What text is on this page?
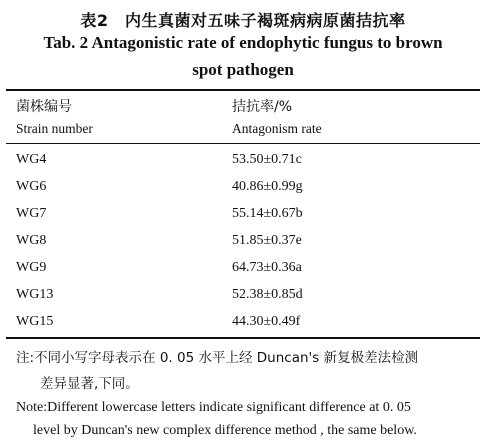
表2　内生真菌对五味子褐斑病病原菌拮抗率
Tab. 2 Antagonistic rate of endophytic fungus to brown
spot pathogen
菌株编号	拮抗率/%
Strain number	Antagonism rate
WG4	53.50±0.71c
WG6	40.86±0.99g
WG7	55.14±0.67b
WG8	51.85±0.37e
WG9	64.73±0.36a
WG13	52.38±0.85d
WG15	44.30±0.49f
注:不同小写字母表示在 0. 05 水平上经 Duncan's 新复极差法检测
差异显著,下同。
Note:Different lowercase letters indicate significant difference at 0. 05
level by Duncan's new complex difference method , the same below.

————————

### Your task
Would you reproduce the records exactly as they stand, but without the pictures?

### Your response
What text is on this page?
表2　内生真菌对五味子褐斑病病原菌拮抗率
Tab. 2 Antagonistic rate of endophytic fungus to brown
spot pathogen
菌株编号	拮抗率/%
Strain number	Antagonism rate
WG4	53.50±0.71c
WG6	40.86±0.99g
WG7	55.14±0.67b
WG8	51.85±0.37e
WG9	64.73±0.36a
WG13	52.38±0.85d
WG15	44.30±0.49f
注:不同小写字母表示在 0. 05 水平上经 Duncan's 新复极差法检测
差异显著,下同。
Note:Different lowercase letters indicate significant difference at 0. 05
level by Duncan's new complex difference method , the same below.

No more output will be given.